§ EXERCISE DATA
────────
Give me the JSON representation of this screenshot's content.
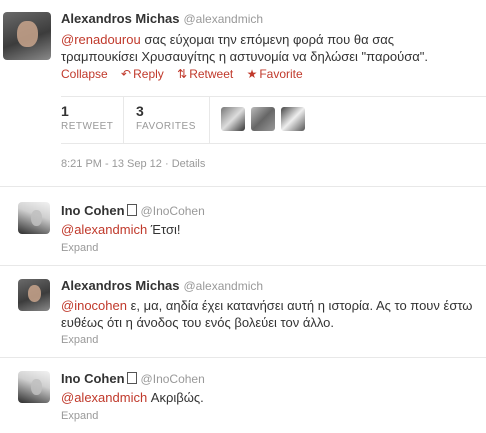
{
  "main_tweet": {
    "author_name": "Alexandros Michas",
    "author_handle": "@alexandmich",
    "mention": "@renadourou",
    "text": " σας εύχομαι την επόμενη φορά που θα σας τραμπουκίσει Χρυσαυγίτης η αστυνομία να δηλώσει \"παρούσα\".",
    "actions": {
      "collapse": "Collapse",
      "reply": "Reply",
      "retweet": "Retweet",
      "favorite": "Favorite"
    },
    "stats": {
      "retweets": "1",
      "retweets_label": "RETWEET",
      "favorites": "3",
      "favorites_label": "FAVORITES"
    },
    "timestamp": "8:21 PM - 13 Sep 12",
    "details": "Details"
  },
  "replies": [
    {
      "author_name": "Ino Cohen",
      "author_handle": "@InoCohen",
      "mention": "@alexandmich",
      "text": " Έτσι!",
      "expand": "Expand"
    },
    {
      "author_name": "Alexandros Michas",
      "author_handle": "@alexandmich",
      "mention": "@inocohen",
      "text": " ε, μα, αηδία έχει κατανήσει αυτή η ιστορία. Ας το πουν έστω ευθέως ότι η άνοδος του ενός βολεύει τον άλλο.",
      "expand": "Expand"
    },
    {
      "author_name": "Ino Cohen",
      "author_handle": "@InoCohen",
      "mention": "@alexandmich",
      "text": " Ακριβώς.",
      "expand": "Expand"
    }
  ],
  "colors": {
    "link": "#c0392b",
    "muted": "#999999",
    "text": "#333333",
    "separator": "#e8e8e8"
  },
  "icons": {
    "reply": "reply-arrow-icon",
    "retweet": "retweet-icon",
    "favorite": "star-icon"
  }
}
────────
§ WORK REQUIRED
Retype all entries exactly as they appear, dropping the images.

§ FULL SOLUTION
Give me the JSON representation of this screenshot's content.
{
  "main_tweet": {
    "author_name": "Alexandros Michas",
    "author_handle": "@alexandmich",
    "mention": "@renadourou",
    "text": " σας εύχομαι την επόμενη φορά που θα σας τραμπουκίσει Χρυσαυγίτης η αστυνομία να δηλώσει \"παρούσα\".",
    "actions": {
      "collapse": "Collapse",
      "reply": "Reply",
      "retweet": "Retweet",
      "favorite": "Favorite"
    },
    "stats": {
      "retweets": "1",
      "retweets_label": "RETWEET",
      "favorites": "3",
      "favorites_label": "FAVORITES"
    },
    "timestamp": "8:21 PM - 13 Sep 12",
    "details": "Details"
  },
  "replies": [
    {
      "author_name": "Ino Cohen",
      "author_handle": "@InoCohen",
      "mention": "@alexandmich",
      "text": " Έτσι!",
      "expand": "Expand"
    },
    {
      "author_name": "Alexandros Michas",
      "author_handle": "@alexandmich",
      "mention": "@inocohen",
      "text": " ε, μα, αηδία έχει κατανήσει αυτή η ιστορία. Ας το πουν έστω ευθέως ότι η άνοδος του ενός βολεύει τον άλλο.",
      "expand": "Expand"
    },
    {
      "author_name": "Ino Cohen",
      "author_handle": "@InoCohen",
      "mention": "@alexandmich",
      "text": " Ακριβώς.",
      "expand": "Expand"
    }
  ],
  "colors": {
    "link": "#c0392b",
    "muted": "#999999",
    "text": "#333333",
    "separator": "#e8e8e8"
  },
  "icons": {
    "reply": "reply-arrow-icon",
    "retweet": "retweet-icon",
    "favorite": "star-icon"
  }
}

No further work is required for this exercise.